◆ Task instructions
Report the number of lines in the entries below that include the word "name", and nothing else.

◆ Source data
------------------------------------

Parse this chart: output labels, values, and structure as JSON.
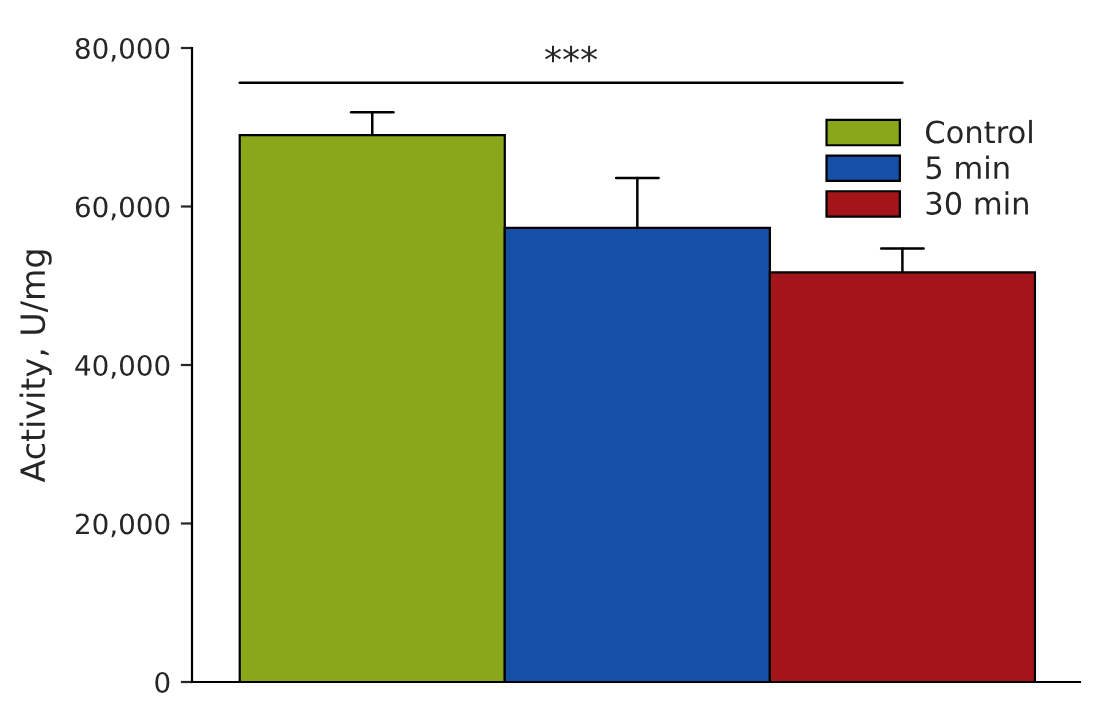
{
  "chart_data": {
    "type": "bar",
    "ylabel": "Activity, U/mg",
    "categories": [
      null,
      null,
      null
    ],
    "series": [
      {
        "name": "Control",
        "color": "#8aa61a",
        "values": [
          69000,
          null,
          null
        ],
        "errors": [
          [
            69000,
            71900
          ],
          null,
          null
        ]
      },
      {
        "name": "5 min",
        "color": "#164fa6",
        "values": [
          null,
          57300,
          null
        ],
        "errors": [
          null,
          [
            57300,
            63600
          ],
          null
        ]
      },
      {
        "name": "30 min",
        "color": "#a3141b",
        "values": [
          null,
          null,
          51700
        ],
        "errors": [
          null,
          null,
          [
            51700,
            54700
          ]
        ]
      }
    ],
    "ylim": [
      0,
      80000
    ],
    "yticks": [
      {
        "value": 0,
        "label": "0"
      },
      {
        "value": 20000,
        "label": "20,000"
      },
      {
        "value": 40000,
        "label": "40,000"
      },
      {
        "value": 60000,
        "label": "60,000"
      },
      {
        "value": 80000,
        "label": "80,000"
      }
    ],
    "ref_lines": [
      {
        "axis": "y",
        "value": 75600,
        "label": "***",
        "color": "#000000"
      }
    ],
    "legend": "top right",
    "grid": false
  }
}
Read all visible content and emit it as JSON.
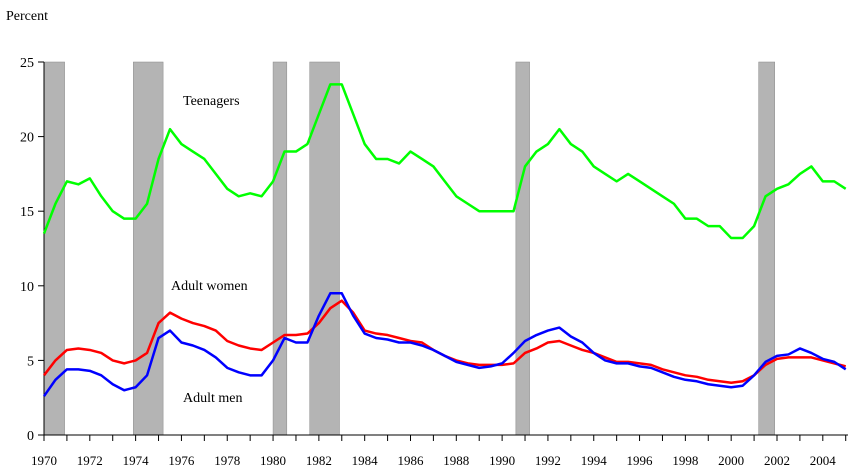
{
  "chart_data": {
    "type": "line",
    "ylabel": "Percent",
    "xlim": [
      1970,
      2005.1
    ],
    "ylim": [
      0,
      25
    ],
    "yticks": [
      0,
      5,
      10,
      15,
      20,
      25
    ],
    "xticks": [
      1970,
      1972,
      1974,
      1976,
      1978,
      1980,
      1982,
      1984,
      1986,
      1988,
      1990,
      1992,
      1994,
      1996,
      1998,
      2000,
      2002,
      2004
    ],
    "xminorticks": [
      1971,
      1973,
      1975,
      1977,
      1979,
      1981,
      1983,
      1985,
      1987,
      1989,
      1991,
      1993,
      1995,
      1997,
      1999,
      2001,
      2003,
      2005
    ],
    "recessions": [
      [
        1970.0,
        1970.9
      ],
      [
        1973.9,
        1975.2
      ],
      [
        1980.0,
        1980.6
      ],
      [
        1981.6,
        1982.9
      ],
      [
        1990.6,
        1991.2
      ],
      [
        2001.2,
        2001.9
      ]
    ],
    "recession_color": "#b4b4b4",
    "x": [
      1970,
      1970.5,
      1971,
      1971.5,
      1972,
      1972.5,
      1973,
      1973.5,
      1974,
      1974.5,
      1975,
      1975.5,
      1976,
      1976.5,
      1977,
      1977.5,
      1978,
      1978.5,
      1979,
      1979.5,
      1980,
      1980.5,
      1981,
      1981.5,
      1982,
      1982.5,
      1983,
      1983.5,
      1984,
      1984.5,
      1985,
      1985.5,
      1986,
      1986.5,
      1987,
      1987.5,
      1988,
      1988.5,
      1989,
      1989.5,
      1990,
      1990.5,
      1991,
      1991.5,
      1992,
      1992.5,
      1993,
      1993.5,
      1994,
      1994.5,
      1995,
      1995.5,
      1996,
      1996.5,
      1997,
      1997.5,
      1998,
      1998.5,
      1999,
      1999.5,
      2000,
      2000.5,
      2001,
      2001.5,
      2002,
      2002.5,
      2003,
      2003.5,
      2004,
      2004.5,
      2005
    ],
    "series": [
      {
        "name": "Teenagers",
        "color": "#00ff00",
        "values": [
          13.5,
          15.5,
          17,
          16.8,
          17.2,
          16,
          15,
          14.5,
          14.5,
          15.5,
          18.5,
          20.5,
          19.5,
          19,
          18.5,
          17.5,
          16.5,
          16,
          16.2,
          16,
          17,
          19,
          19,
          19.5,
          21.5,
          23.5,
          23.5,
          21.5,
          19.5,
          18.5,
          18.5,
          18.2,
          19,
          18.5,
          18,
          17,
          16,
          15.5,
          15,
          15,
          15,
          15,
          18,
          19,
          19.5,
          20.5,
          19.5,
          19,
          18,
          17.5,
          17,
          17.5,
          17,
          16.5,
          16,
          15.5,
          14.5,
          14.5,
          14,
          14,
          13.2,
          13.2,
          14,
          16,
          16.5,
          16.8,
          17.5,
          18,
          17,
          17,
          16.5
        ]
      },
      {
        "name": "Adult women",
        "color": "#ff0000",
        "values": [
          4.0,
          5.0,
          5.7,
          5.8,
          5.7,
          5.5,
          5.0,
          4.8,
          5.0,
          5.5,
          7.5,
          8.2,
          7.8,
          7.5,
          7.3,
          7.0,
          6.3,
          6.0,
          5.8,
          5.7,
          6.2,
          6.7,
          6.7,
          6.8,
          7.5,
          8.5,
          9.0,
          8.2,
          7.0,
          6.8,
          6.7,
          6.5,
          6.3,
          6.2,
          5.7,
          5.3,
          5.0,
          4.8,
          4.7,
          4.7,
          4.7,
          4.8,
          5.5,
          5.8,
          6.2,
          6.3,
          6.0,
          5.7,
          5.5,
          5.2,
          4.9,
          4.9,
          4.8,
          4.7,
          4.4,
          4.2,
          4.0,
          3.9,
          3.7,
          3.6,
          3.5,
          3.6,
          4.0,
          4.7,
          5.1,
          5.2,
          5.2,
          5.2,
          5.0,
          4.8,
          4.6
        ]
      },
      {
        "name": "Adult men",
        "color": "#0000ff",
        "values": [
          2.6,
          3.7,
          4.4,
          4.4,
          4.3,
          4.0,
          3.4,
          3.0,
          3.2,
          4.0,
          6.5,
          7.0,
          6.2,
          6.0,
          5.7,
          5.2,
          4.5,
          4.2,
          4.0,
          4.0,
          5.0,
          6.5,
          6.2,
          6.2,
          8.0,
          9.5,
          9.5,
          8.0,
          6.8,
          6.5,
          6.4,
          6.2,
          6.2,
          6.0,
          5.7,
          5.3,
          4.9,
          4.7,
          4.5,
          4.6,
          4.8,
          5.5,
          6.3,
          6.7,
          7.0,
          7.2,
          6.6,
          6.2,
          5.5,
          5.0,
          4.8,
          4.8,
          4.6,
          4.5,
          4.2,
          3.9,
          3.7,
          3.6,
          3.4,
          3.3,
          3.2,
          3.3,
          4.0,
          4.9,
          5.3,
          5.4,
          5.8,
          5.5,
          5.1,
          4.9,
          4.4
        ]
      }
    ]
  }
}
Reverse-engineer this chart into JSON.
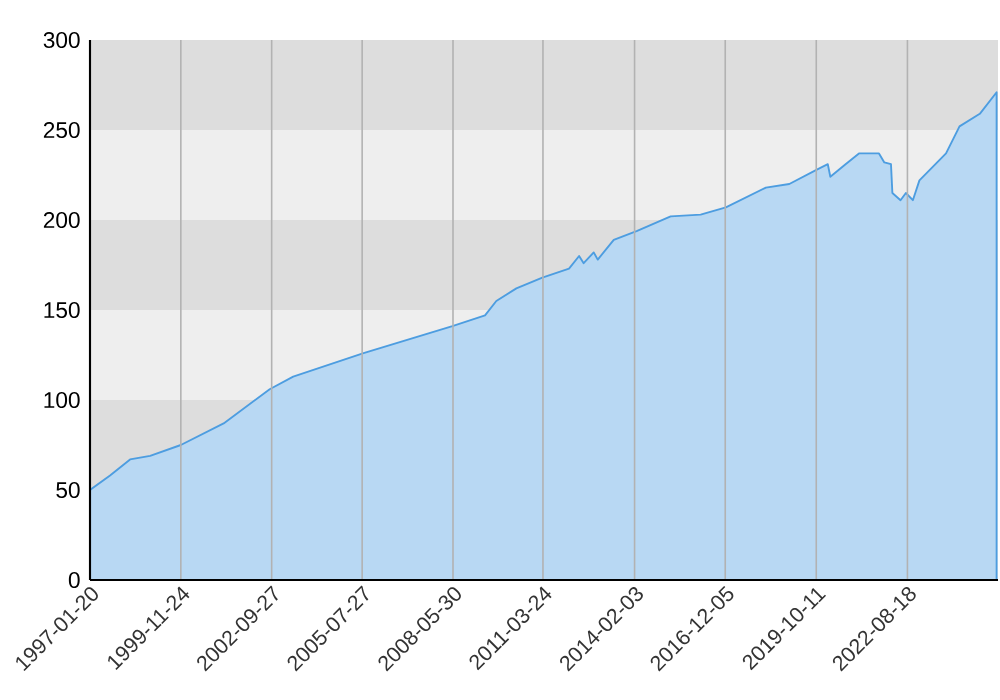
{
  "chart_data": {
    "type": "area",
    "x": [
      "1997-01-20",
      "1997-09-06",
      "1998-04-23",
      "1998-12-08",
      "1999-11-24",
      "2001-03-27",
      "2002-09-04",
      "2003-05-31",
      "2005-08-12",
      "2008-05-23",
      "2009-05-31",
      "2009-10-07",
      "2010-05-24",
      "2011-03-17",
      "2012-01-16",
      "2012-05-10",
      "2012-07-01",
      "2012-10-24",
      "2012-12-09",
      "2013-06-10",
      "2014-03-05",
      "2015-03-22",
      "2016-02-28",
      "2016-12-12",
      "2018-03-14",
      "2018-12-07",
      "2019-10-18",
      "2020-02-20",
      "2020-03-20",
      "2020-09-10",
      "2021-02-10",
      "2021-09-27",
      "2021-11-27",
      "2022-02-11",
      "2022-02-27",
      "2022-05-31",
      "2022-07-31",
      "2022-10-19",
      "2023-01-02",
      "2023-11-02",
      "2024-04-04",
      "2024-11-22",
      "2025-06-02"
    ],
    "series": [
      {
        "color": "#4d9de0",
        "values": [
          50,
          58,
          67,
          69,
          75,
          87,
          106,
          113,
          126,
          141,
          147,
          155,
          162,
          168,
          173,
          180,
          176,
          182,
          178,
          189,
          194,
          202,
          203,
          207,
          218,
          220,
          228,
          231,
          224,
          231,
          237,
          237,
          232,
          231,
          215,
          211,
          215,
          211,
          222,
          237,
          252,
          259,
          271
        ]
      }
    ],
    "xlim": [
      "1997-01-20",
      "2025-06-18"
    ],
    "xticks": [
      "1997-01-20",
      "1999-11-24",
      "2002-09-27",
      "2005-07-27",
      "2008-05-30",
      "2011-03-24",
      "2014-02-03",
      "2016-12-05",
      "2019-10-11",
      "2022-08-18"
    ],
    "ylim": [
      0,
      300
    ],
    "yticks": [
      0,
      50,
      100,
      150,
      200,
      250,
      300
    ],
    "grid": "x",
    "bands": [
      {
        "axis": "y",
        "from": 0,
        "to": 50,
        "color": "#eeeeee"
      },
      {
        "axis": "y",
        "from": 50,
        "to": 100,
        "color": "#dddddd"
      },
      {
        "axis": "y",
        "from": 100,
        "to": 150,
        "color": "#eeeeee"
      },
      {
        "axis": "y",
        "from": 150,
        "to": 200,
        "color": "#dddddd"
      },
      {
        "axis": "y",
        "from": 200,
        "to": 250,
        "color": "#eeeeee"
      },
      {
        "axis": "y",
        "from": 250,
        "to": 300,
        "color": "#dddddd"
      }
    ]
  }
}
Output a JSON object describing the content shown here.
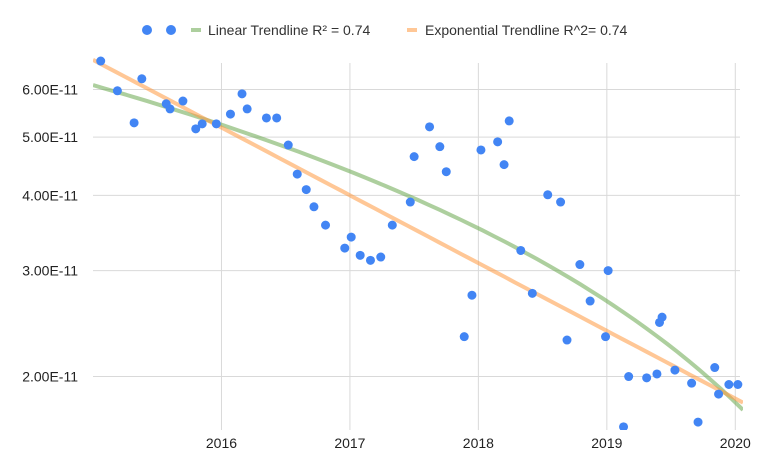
{
  "chart_data": {
    "type": "scatter",
    "title": "",
    "xlabel": "",
    "ylabel": "",
    "x_scale": "linear",
    "y_scale": "log",
    "xlim": [
      2015.0,
      2020.06
    ],
    "ylim": [
      1.63e-11,
      7.25e-11
    ],
    "grid": true,
    "legend_position": "top",
    "x_ticks": [
      "2016",
      "2017",
      "2018",
      "2019",
      "2020"
    ],
    "x_tick_values": [
      2016,
      2017,
      2018,
      2019,
      2020
    ],
    "y_ticks": [
      "2.00E-11",
      "3.00E-11",
      "4.00E-11",
      "5.00E-11",
      "6.00E-11"
    ],
    "y_tick_values": [
      2e-11,
      3e-11,
      4e-11,
      5e-11,
      6e-11
    ],
    "colors": {
      "points": "#4285f4",
      "linear": "#6aa84f",
      "exponential": "#ff9940",
      "grid": "#d9d9d9"
    },
    "legend": [
      {
        "marker": "dot",
        "label": ""
      },
      {
        "marker": "dot",
        "label": ""
      },
      {
        "marker": "line",
        "label": "Linear Trendline R² = 0.74"
      },
      {
        "marker": "line",
        "label": "Exponential Trendline R^2= 0.74"
      }
    ],
    "points": [
      [
        2015.06,
        6.69e-11
      ],
      [
        2015.19,
        5.97e-11
      ],
      [
        2015.32,
        5.28e-11
      ],
      [
        2015.38,
        6.25e-11
      ],
      [
        2015.57,
        5.68e-11
      ],
      [
        2015.6,
        5.57e-11
      ],
      [
        2015.7,
        5.74e-11
      ],
      [
        2015.8,
        5.16e-11
      ],
      [
        2015.85,
        5.26e-11
      ],
      [
        2015.96,
        5.26e-11
      ],
      [
        2016.07,
        5.46e-11
      ],
      [
        2016.16,
        5.9e-11
      ],
      [
        2016.2,
        5.57e-11
      ],
      [
        2016.35,
        5.38e-11
      ],
      [
        2016.43,
        5.38e-11
      ],
      [
        2016.52,
        4.85e-11
      ],
      [
        2016.59,
        4.34e-11
      ],
      [
        2016.66,
        4.09e-11
      ],
      [
        2016.72,
        3.83e-11
      ],
      [
        2016.81,
        3.57e-11
      ],
      [
        2016.96,
        3.27e-11
      ],
      [
        2017.01,
        3.41e-11
      ],
      [
        2017.08,
        3.18e-11
      ],
      [
        2017.16,
        3.12e-11
      ],
      [
        2017.24,
        3.16e-11
      ],
      [
        2017.33,
        3.57e-11
      ],
      [
        2017.47,
        3.9e-11
      ],
      [
        2017.5,
        4.64e-11
      ],
      [
        2017.62,
        5.2e-11
      ],
      [
        2017.7,
        4.82e-11
      ],
      [
        2017.75,
        4.38e-11
      ],
      [
        2017.89,
        2.33e-11
      ],
      [
        2017.95,
        2.73e-11
      ],
      [
        2018.02,
        4.76e-11
      ],
      [
        2018.15,
        4.91e-11
      ],
      [
        2018.2,
        4.5e-11
      ],
      [
        2018.24,
        5.32e-11
      ],
      [
        2018.33,
        3.24e-11
      ],
      [
        2018.42,
        2.75e-11
      ],
      [
        2018.54,
        4.01e-11
      ],
      [
        2018.64,
        3.9e-11
      ],
      [
        2018.69,
        2.3e-11
      ],
      [
        2018.79,
        3.07e-11
      ],
      [
        2018.87,
        2.67e-11
      ],
      [
        2018.99,
        2.33e-11
      ],
      [
        2019.01,
        3e-11
      ],
      [
        2019.13,
        1.65e-11
      ],
      [
        2019.17,
        2e-11
      ],
      [
        2019.31,
        1.99e-11
      ],
      [
        2019.39,
        2.02e-11
      ],
      [
        2019.41,
        2.46e-11
      ],
      [
        2019.43,
        2.51e-11
      ],
      [
        2019.53,
        2.05e-11
      ],
      [
        2019.66,
        1.95e-11
      ],
      [
        2019.71,
        1.68e-11
      ],
      [
        2019.84,
        2.07e-11
      ],
      [
        2019.87,
        1.87e-11
      ],
      [
        2019.95,
        1.94e-11
      ],
      [
        2020.02,
        1.94e-11
      ]
    ],
    "trendlines": [
      {
        "kind": "linear",
        "label": "Linear Trendline R² = 0.74",
        "r2": 0.74,
        "start": [
          2015.0,
          6.1e-11
        ],
        "end": [
          2020.06,
          1.76e-11
        ]
      },
      {
        "kind": "exponential",
        "label": "Exponential Trendline R^2= 0.74",
        "r2": 0.74,
        "start": [
          2015.0,
          6.72e-11
        ],
        "end": [
          2020.06,
          1.81e-11
        ]
      }
    ]
  }
}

------------------------------------

◆ Reply
6